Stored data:
◆ ◆ ◆ ◆

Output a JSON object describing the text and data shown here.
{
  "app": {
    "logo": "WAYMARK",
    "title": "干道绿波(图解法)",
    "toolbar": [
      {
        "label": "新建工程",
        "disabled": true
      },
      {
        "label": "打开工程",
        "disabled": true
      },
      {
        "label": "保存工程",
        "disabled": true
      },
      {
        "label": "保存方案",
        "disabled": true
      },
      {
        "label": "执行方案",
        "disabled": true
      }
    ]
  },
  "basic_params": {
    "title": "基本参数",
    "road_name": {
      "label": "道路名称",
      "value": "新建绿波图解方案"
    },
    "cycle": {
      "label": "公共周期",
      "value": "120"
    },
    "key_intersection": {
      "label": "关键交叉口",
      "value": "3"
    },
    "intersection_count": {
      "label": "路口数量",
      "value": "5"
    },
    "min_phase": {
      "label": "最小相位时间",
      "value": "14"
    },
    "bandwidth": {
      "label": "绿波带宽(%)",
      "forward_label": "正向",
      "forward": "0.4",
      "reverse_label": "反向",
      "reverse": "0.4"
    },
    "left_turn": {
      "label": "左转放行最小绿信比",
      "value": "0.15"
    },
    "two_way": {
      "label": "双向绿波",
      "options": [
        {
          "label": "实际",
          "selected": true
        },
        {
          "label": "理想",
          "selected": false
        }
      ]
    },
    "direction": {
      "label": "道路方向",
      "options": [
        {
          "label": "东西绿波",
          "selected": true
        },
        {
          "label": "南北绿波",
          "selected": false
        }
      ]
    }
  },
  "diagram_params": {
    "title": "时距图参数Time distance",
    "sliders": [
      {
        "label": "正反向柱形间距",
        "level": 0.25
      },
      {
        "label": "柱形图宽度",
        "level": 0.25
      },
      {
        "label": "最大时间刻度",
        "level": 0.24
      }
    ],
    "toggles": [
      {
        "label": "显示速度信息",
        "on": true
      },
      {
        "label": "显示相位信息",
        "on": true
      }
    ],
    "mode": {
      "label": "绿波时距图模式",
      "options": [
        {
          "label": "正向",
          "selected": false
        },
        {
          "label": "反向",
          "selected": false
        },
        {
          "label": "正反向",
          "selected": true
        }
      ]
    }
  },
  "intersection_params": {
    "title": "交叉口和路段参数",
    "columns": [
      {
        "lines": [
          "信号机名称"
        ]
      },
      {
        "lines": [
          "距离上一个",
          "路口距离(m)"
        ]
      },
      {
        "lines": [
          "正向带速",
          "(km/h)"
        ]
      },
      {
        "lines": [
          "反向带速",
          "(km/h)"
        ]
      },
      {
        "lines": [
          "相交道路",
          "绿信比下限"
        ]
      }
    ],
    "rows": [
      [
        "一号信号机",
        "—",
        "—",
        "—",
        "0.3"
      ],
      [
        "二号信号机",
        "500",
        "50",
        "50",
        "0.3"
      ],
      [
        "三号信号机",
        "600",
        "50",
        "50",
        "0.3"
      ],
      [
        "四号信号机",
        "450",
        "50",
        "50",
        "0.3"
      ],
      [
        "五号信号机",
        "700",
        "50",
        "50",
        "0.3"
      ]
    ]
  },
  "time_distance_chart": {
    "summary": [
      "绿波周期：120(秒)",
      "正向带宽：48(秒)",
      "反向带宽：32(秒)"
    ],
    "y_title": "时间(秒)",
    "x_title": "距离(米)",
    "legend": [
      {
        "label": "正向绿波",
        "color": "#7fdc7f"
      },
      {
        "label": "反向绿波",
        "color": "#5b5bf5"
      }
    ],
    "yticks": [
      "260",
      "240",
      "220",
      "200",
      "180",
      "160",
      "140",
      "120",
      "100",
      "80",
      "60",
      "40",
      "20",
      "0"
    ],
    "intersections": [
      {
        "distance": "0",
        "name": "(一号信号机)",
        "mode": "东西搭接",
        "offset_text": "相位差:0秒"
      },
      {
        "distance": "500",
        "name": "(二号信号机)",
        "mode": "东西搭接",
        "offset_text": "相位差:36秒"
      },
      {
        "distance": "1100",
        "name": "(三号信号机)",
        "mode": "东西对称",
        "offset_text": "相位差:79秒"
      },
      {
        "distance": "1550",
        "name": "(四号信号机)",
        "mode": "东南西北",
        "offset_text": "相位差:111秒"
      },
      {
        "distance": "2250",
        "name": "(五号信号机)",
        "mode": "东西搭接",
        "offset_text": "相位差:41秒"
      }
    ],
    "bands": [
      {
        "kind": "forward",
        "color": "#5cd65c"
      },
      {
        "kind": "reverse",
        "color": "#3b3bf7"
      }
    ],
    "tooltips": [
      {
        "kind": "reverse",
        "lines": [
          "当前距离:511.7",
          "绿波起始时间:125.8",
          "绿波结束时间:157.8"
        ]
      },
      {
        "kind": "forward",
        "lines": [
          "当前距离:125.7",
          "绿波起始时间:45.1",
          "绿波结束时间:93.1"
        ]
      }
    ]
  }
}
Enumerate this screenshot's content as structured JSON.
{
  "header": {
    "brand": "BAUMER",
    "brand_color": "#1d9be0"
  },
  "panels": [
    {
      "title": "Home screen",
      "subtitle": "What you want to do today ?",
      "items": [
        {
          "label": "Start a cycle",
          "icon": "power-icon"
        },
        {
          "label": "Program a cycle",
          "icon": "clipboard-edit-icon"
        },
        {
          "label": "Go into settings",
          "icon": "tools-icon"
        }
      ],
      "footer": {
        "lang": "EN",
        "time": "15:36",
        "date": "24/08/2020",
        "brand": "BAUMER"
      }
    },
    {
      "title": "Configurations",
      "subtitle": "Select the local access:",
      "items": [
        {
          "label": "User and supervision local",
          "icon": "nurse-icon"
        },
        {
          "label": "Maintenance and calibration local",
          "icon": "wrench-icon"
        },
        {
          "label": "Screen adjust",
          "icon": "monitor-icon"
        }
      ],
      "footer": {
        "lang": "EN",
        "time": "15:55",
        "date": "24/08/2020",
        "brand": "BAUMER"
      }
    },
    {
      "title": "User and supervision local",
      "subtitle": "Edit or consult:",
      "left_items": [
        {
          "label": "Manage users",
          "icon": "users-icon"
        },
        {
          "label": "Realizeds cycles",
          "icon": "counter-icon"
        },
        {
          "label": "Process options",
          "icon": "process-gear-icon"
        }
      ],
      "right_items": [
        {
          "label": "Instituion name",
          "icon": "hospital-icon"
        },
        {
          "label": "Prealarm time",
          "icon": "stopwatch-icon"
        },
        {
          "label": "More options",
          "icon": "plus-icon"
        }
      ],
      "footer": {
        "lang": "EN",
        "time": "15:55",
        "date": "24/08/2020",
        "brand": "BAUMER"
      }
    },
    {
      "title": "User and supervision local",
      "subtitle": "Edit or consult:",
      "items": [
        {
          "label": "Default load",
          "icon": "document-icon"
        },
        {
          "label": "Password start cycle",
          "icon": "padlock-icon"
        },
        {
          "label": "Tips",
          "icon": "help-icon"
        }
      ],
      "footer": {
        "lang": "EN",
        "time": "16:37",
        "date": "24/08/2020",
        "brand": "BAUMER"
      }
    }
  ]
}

◆ ◆ ◆ ◆

* Directions
Please reproduce each line exactly as written.

* Correct output
Output a JSON object describing the text and data shown here.
{
  "app": {
    "logo": "WAYMARK",
    "title": "干道绿波(图解法)",
    "toolbar": [
      {
        "label": "新建工程",
        "disabled": true
      },
      {
        "label": "打开工程",
        "disabled": true
      },
      {
        "label": "保存工程",
        "disabled": true
      },
      {
        "label": "保存方案",
        "disabled": true
      },
      {
        "label": "执行方案",
        "disabled": true
      }
    ]
  },
  "basic_params": {
    "title": "基本参数",
    "road_name": {
      "label": "道路名称",
      "value": "新建绿波图解方案"
    },
    "cycle": {
      "label": "公共周期",
      "value": "120"
    },
    "key_intersection": {
      "label": "关键交叉口",
      "value": "3"
    },
    "intersection_count": {
      "label": "路口数量",
      "value": "5"
    },
    "min_phase": {
      "label": "最小相位时间",
      "value": "14"
    },
    "bandwidth": {
      "label": "绿波带宽(%)",
      "forward_label": "正向",
      "forward": "0.4",
      "reverse_label": "反向",
      "reverse": "0.4"
    },
    "left_turn": {
      "label": "左转放行最小绿信比",
      "value": "0.15"
    },
    "two_way": {
      "label": "双向绿波",
      "options": [
        {
          "label": "实际",
          "selected": true
        },
        {
          "label": "理想",
          "selected": false
        }
      ]
    },
    "direction": {
      "label": "道路方向",
      "options": [
        {
          "label": "东西绿波",
          "selected": true
        },
        {
          "label": "南北绿波",
          "selected": false
        }
      ]
    }
  },
  "diagram_params": {
    "title": "时距图参数Time distance",
    "sliders": [
      {
        "label": "正反向柱形间距",
        "level": 0.25
      },
      {
        "label": "柱形图宽度",
        "level": 0.25
      },
      {
        "label": "最大时间刻度",
        "level": 0.24
      }
    ],
    "toggles": [
      {
        "label": "显示速度信息",
        "on": true
      },
      {
        "label": "显示相位信息",
        "on": true
      }
    ],
    "mode": {
      "label": "绿波时距图模式",
      "options": [
        {
          "label": "正向",
          "selected": false
        },
        {
          "label": "反向",
          "selected": false
        },
        {
          "label": "正反向",
          "selected": true
        }
      ]
    }
  },
  "intersection_params": {
    "title": "交叉口和路段参数",
    "columns": [
      {
        "lines": [
          "信号机名称"
        ]
      },
      {
        "lines": [
          "距离上一个",
          "路口距离(m)"
        ]
      },
      {
        "lines": [
          "正向带速",
          "(km/h)"
        ]
      },
      {
        "lines": [
          "反向带速",
          "(km/h)"
        ]
      },
      {
        "lines": [
          "相交道路",
          "绿信比下限"
        ]
      }
    ],
    "rows": [
      [
        "一号信号机",
        "—",
        "—",
        "—",
        "0.3"
      ],
      [
        "二号信号机",
        "500",
        "50",
        "50",
        "0.3"
      ],
      [
        "三号信号机",
        "600",
        "50",
        "50",
        "0.3"
      ],
      [
        "四号信号机",
        "450",
        "50",
        "50",
        "0.3"
      ],
      [
        "五号信号机",
        "700",
        "50",
        "50",
        "0.3"
      ]
    ]
  },
  "time_distance_chart": {
    "summary": [
      "绿波周期：120(秒)",
      "正向带宽：48(秒)",
      "反向带宽：32(秒)"
    ],
    "y_title": "时间(秒)",
    "x_title": "距离(米)",
    "legend": [
      {
        "label": "正向绿波",
        "color": "#7fdc7f"
      },
      {
        "label": "反向绿波",
        "color": "#5b5bf5"
      }
    ],
    "yticks": [
      "260",
      "240",
      "220",
      "200",
      "180",
      "160",
      "140",
      "120",
      "100",
      "80",
      "60",
      "40",
      "20",
      "0"
    ],
    "intersections": [
      {
        "distance": "0",
        "name": "(一号信号机)",
        "mode": "东西搭接",
        "offset_text": "相位差:0秒"
      },
      {
        "distance": "500",
        "name": "(二号信号机)",
        "mode": "东西搭接",
        "offset_text": "相位差:36秒"
      },
      {
        "distance": "1100",
        "name": "(三号信号机)",
        "mode": "东西对称",
        "offset_text": "相位差:79秒"
      },
      {
        "distance": "1550",
        "name": "(四号信号机)",
        "mode": "东南西北",
        "offset_text": "相位差:111秒"
      },
      {
        "distance": "2250",
        "name": "(五号信号机)",
        "mode": "东西搭接",
        "offset_text": "相位差:41秒"
      }
    ],
    "bands": [
      {
        "kind": "forward",
        "color": "#5cd65c"
      },
      {
        "kind": "reverse",
        "color": "#3b3bf7"
      }
    ],
    "tooltips": [
      {
        "kind": "reverse",
        "lines": [
          "当前距离:511.7",
          "绿波起始时间:125.8",
          "绿波结束时间:157.8"
        ]
      },
      {
        "kind": "forward",
        "lines": [
          "当前距离:125.7",
          "绿波起始时间:45.1",
          "绿波结束时间:93.1"
        ]
      }
    ]
  }
}
Enumerate this screenshot's content as structured JSON.
{
  "header": {
    "brand": "BAUMER",
    "brand_color": "#1d9be0"
  },
  "panels": [
    {
      "title": "Home screen",
      "subtitle": "What you want to do today ?",
      "items": [
        {
          "label": "Start a cycle",
          "icon": "power-icon"
        },
        {
          "label": "Program a cycle",
          "icon": "clipboard-edit-icon"
        },
        {
          "label": "Go into settings",
          "icon": "tools-icon"
        }
      ],
      "footer": {
        "lang": "EN",
        "time": "15:36",
        "date": "24/08/2020",
        "brand": "BAUMER"
      }
    },
    {
      "title": "Configurations",
      "subtitle": "Select the local access:",
      "items": [
        {
          "label": "User and supervision local",
          "icon": "nurse-icon"
        },
        {
          "label": "Maintenance and calibration local",
          "icon": "wrench-icon"
        },
        {
          "label": "Screen adjust",
          "icon": "monitor-icon"
        }
      ],
      "footer": {
        "lang": "EN",
        "time": "15:55",
        "date": "24/08/2020",
        "brand": "BAUMER"
      }
    },
    {
      "title": "User and supervision local",
      "subtitle": "Edit or consult:",
      "left_items": [
        {
          "label": "Manage users",
          "icon": "users-icon"
        },
        {
          "label": "Realizeds cycles",
          "icon": "counter-icon"
        },
        {
          "label": "Process options",
          "icon": "process-gear-icon"
        }
      ],
      "right_items": [
        {
          "label": "Instituion name",
          "icon": "hospital-icon"
        },
        {
          "label": "Prealarm time",
          "icon": "stopwatch-icon"
        },
        {
          "label": "More options",
          "icon": "plus-icon"
        }
      ],
      "footer": {
        "lang": "EN",
        "time": "15:55",
        "date": "24/08/2020",
        "brand": "BAUMER"
      }
    },
    {
      "title": "User and supervision local",
      "subtitle": "Edit or consult:",
      "items": [
        {
          "label": "Default load",
          "icon": "document-icon"
        },
        {
          "label": "Password start cycle",
          "icon": "padlock-icon"
        },
        {
          "label": "Tips",
          "icon": "help-icon"
        }
      ],
      "footer": {
        "lang": "EN",
        "time": "16:37",
        "date": "24/08/2020",
        "brand": "BAUMER"
      }
    }
  ]
}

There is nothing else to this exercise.